(Set task) Echo the rows from the start of the records through the line containing "detail-value: #WS250319701404 xyxy=(66,456,305,486)", with both ends included and each line reproduced without any change.

--------------------------------------------------

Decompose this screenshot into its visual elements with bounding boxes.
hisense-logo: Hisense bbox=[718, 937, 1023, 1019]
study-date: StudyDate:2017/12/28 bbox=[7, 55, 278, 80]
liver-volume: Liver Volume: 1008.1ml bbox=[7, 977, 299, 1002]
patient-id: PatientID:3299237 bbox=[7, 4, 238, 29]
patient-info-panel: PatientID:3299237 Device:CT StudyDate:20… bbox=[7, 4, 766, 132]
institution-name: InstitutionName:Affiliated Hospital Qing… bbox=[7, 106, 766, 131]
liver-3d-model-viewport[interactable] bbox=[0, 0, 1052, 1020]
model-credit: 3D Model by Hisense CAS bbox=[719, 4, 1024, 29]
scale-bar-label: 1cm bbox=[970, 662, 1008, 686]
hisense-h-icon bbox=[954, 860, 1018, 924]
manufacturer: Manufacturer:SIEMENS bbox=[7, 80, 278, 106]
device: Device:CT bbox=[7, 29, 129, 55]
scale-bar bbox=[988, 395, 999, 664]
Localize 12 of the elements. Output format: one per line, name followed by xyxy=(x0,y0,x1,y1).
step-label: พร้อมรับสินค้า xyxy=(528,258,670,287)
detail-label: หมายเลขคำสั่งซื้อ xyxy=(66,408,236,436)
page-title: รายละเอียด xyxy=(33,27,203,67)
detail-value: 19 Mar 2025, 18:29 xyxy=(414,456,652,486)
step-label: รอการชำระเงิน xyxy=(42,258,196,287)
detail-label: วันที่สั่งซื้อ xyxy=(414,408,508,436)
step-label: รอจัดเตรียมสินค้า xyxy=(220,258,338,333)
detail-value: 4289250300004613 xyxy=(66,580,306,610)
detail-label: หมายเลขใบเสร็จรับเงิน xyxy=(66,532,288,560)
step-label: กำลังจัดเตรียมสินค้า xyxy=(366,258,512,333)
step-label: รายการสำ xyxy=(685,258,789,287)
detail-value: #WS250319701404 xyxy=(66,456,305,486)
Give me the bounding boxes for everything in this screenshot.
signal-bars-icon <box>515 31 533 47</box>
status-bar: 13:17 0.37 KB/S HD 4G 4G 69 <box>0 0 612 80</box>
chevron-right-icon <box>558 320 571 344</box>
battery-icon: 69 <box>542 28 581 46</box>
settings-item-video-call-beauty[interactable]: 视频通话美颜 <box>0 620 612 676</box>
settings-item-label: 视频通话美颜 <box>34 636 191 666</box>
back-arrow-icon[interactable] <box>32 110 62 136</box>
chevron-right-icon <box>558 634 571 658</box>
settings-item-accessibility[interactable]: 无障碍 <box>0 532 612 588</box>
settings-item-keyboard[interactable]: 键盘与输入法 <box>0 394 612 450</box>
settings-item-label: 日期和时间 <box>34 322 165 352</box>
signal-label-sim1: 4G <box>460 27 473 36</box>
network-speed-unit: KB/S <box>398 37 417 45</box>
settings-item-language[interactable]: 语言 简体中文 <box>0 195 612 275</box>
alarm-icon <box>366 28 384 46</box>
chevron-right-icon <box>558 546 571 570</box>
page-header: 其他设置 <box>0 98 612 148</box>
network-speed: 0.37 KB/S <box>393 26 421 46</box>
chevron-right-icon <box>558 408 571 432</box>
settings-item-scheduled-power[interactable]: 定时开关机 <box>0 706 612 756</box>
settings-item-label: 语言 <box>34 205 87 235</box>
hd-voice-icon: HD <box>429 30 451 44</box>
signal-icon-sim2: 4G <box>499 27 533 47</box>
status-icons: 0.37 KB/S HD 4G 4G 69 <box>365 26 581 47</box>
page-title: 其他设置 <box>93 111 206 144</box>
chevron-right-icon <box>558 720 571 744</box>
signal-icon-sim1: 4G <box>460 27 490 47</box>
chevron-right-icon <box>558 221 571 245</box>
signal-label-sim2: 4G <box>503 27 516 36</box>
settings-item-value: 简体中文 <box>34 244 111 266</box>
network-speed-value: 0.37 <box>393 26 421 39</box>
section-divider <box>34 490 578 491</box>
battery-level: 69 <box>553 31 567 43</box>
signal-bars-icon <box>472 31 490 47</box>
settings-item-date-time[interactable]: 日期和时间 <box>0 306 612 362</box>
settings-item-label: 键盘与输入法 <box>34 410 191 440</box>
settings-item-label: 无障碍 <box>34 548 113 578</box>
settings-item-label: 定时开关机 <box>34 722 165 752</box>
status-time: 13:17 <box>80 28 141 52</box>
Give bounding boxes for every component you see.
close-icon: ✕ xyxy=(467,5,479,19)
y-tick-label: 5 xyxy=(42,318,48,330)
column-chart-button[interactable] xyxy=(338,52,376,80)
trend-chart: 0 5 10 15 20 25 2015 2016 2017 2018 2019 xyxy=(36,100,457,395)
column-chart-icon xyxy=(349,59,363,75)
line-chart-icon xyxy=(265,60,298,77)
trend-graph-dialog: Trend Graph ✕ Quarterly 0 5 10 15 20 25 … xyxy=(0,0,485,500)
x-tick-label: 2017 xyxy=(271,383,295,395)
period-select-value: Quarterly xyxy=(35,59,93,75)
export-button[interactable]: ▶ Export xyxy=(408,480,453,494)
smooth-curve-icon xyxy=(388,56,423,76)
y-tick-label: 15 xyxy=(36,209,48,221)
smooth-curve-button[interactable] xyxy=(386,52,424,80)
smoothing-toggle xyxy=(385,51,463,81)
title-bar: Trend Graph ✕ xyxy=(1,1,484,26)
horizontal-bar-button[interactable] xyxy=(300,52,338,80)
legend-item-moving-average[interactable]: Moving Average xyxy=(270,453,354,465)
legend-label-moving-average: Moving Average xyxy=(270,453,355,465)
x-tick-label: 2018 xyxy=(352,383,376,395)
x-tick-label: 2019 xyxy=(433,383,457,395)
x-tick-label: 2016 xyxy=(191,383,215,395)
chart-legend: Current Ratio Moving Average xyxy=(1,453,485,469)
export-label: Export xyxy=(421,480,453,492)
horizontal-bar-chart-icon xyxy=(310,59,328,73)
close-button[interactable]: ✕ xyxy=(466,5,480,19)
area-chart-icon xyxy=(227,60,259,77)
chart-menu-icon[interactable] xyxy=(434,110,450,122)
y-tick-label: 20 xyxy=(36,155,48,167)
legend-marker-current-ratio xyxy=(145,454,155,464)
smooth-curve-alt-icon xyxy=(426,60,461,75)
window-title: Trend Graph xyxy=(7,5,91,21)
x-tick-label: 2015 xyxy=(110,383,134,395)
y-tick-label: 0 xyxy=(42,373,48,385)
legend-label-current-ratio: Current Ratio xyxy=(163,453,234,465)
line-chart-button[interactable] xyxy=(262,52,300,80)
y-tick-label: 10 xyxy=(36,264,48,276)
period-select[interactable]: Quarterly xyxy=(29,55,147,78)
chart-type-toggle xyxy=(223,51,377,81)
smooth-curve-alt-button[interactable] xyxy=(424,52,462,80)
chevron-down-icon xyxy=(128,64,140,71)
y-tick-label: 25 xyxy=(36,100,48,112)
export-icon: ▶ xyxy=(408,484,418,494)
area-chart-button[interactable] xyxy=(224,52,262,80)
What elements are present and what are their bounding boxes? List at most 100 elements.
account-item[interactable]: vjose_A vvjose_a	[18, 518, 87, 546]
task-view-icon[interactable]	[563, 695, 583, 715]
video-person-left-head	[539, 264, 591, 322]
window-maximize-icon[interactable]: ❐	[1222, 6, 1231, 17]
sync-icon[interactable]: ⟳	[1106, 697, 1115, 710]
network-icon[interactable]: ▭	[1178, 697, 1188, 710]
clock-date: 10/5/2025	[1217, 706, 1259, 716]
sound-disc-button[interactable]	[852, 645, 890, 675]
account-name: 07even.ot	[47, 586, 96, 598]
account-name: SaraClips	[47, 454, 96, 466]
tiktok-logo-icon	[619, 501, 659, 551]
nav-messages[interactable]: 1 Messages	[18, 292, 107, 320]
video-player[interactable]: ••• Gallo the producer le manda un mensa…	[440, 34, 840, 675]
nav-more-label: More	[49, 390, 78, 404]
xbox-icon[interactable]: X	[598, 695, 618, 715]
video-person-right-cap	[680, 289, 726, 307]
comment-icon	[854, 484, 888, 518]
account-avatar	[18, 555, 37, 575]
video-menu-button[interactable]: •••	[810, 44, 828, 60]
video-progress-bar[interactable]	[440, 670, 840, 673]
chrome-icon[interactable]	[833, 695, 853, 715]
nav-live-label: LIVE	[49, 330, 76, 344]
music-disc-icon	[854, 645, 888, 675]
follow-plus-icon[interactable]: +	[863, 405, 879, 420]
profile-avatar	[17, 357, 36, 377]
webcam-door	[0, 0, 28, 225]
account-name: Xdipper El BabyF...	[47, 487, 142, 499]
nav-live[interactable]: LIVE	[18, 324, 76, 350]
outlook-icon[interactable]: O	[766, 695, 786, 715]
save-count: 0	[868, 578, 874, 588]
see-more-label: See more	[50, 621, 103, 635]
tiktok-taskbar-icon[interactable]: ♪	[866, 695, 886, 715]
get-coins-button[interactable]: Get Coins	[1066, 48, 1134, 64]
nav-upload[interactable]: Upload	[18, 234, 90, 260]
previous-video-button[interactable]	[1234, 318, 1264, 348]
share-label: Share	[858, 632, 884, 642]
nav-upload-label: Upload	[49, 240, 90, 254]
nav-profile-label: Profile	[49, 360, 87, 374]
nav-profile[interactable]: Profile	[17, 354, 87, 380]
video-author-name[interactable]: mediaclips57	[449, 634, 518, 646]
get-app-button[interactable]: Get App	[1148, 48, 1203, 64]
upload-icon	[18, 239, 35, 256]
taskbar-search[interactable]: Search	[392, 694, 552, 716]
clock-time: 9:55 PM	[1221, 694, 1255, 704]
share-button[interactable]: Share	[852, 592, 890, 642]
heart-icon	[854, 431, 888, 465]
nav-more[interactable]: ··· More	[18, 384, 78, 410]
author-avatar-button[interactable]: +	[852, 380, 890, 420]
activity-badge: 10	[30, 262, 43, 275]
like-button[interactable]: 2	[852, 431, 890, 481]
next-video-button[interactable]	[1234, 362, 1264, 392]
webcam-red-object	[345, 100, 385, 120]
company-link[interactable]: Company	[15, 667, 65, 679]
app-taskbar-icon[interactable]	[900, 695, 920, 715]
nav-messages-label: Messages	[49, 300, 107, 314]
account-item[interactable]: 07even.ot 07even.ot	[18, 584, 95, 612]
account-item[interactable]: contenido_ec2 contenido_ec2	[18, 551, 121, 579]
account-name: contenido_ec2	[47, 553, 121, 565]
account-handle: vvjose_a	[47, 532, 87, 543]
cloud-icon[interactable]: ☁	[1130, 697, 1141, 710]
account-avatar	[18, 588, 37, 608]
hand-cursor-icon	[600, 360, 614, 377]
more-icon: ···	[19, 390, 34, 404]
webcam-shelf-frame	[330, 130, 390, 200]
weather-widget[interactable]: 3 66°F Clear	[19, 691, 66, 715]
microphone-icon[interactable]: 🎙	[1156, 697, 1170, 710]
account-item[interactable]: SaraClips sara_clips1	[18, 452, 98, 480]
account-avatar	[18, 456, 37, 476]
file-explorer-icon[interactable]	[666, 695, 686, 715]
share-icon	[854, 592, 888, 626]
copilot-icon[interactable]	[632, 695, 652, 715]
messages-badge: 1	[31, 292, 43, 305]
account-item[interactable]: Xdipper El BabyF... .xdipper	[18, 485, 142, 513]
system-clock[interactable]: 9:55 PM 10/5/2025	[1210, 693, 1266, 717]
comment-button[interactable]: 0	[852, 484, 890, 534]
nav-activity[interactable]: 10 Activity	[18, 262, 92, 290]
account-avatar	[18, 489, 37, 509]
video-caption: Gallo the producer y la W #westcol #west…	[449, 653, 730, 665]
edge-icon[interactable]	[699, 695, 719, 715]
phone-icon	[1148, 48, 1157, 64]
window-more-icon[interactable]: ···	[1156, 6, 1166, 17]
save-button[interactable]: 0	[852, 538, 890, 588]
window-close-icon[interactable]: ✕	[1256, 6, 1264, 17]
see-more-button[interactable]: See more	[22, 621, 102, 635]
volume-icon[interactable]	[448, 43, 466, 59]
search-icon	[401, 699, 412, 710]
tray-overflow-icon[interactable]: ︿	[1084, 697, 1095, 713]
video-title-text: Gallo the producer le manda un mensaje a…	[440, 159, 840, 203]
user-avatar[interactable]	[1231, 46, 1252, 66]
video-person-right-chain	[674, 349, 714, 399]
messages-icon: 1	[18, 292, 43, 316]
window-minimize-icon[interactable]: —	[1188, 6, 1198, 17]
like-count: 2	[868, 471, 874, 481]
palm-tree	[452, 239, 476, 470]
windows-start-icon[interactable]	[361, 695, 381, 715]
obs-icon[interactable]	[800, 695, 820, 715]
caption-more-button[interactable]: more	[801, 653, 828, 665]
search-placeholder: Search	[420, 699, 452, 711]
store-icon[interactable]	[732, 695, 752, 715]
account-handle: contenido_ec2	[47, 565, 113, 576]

--------------------------------------------------

(Output of the task)
Decompose this screenshot into its visual elements with bounding boxes.
hisense-logo: Hisense bbox=[718, 937, 1023, 1019]
study-date: StudyDate:2017/12/28 bbox=[7, 55, 278, 80]
liver-volume: Liver Volume: 1008.1ml bbox=[7, 977, 299, 1002]
patient-id: PatientID:3299237 bbox=[7, 4, 238, 29]
patient-info-panel: PatientID:3299237 Device:CT StudyDate:20… bbox=[7, 4, 766, 132]
institution-name: InstitutionName:Affiliated Hospital Qing… bbox=[7, 106, 766, 131]
liver-3d-model-viewport[interactable] bbox=[0, 0, 1052, 1020]
model-credit: 3D Model by Hisense CAS bbox=[719, 4, 1024, 29]
scale-bar-label: 1cm bbox=[970, 662, 1008, 686]
hisense-h-icon bbox=[954, 860, 1018, 924]
manufacturer: Manufacturer:SIEMENS bbox=[7, 80, 278, 106]
device: Device:CT bbox=[7, 29, 129, 55]
scale-bar bbox=[988, 395, 999, 664]
Localize 12 of the elements. Output format: one per line, name followed by xyxy=(x0,y0,x1,y1).
step-label: พร้อมรับสินค้า xyxy=(528,258,670,287)
detail-label: หมายเลขคำสั่งซื้อ xyxy=(66,408,236,436)
page-title: รายละเอียด xyxy=(33,27,203,67)
detail-value: 19 Mar 2025, 18:29 xyxy=(414,456,652,486)
step-label: รอการชำระเงิน xyxy=(42,258,196,287)
detail-label: วันที่สั่งซื้อ xyxy=(414,408,508,436)
step-label: รอจัดเตรียมสินค้า xyxy=(220,258,338,333)
detail-value: 4289250300004613 xyxy=(66,580,306,610)
detail-label: หมายเลขใบเสร็จรับเงิน xyxy=(66,532,288,560)
step-label: กำลังจัดเตรียมสินค้า xyxy=(366,258,512,333)
step-label: รายการสำ xyxy=(685,258,789,287)
detail-value: #WS250319701404 xyxy=(66,456,305,486)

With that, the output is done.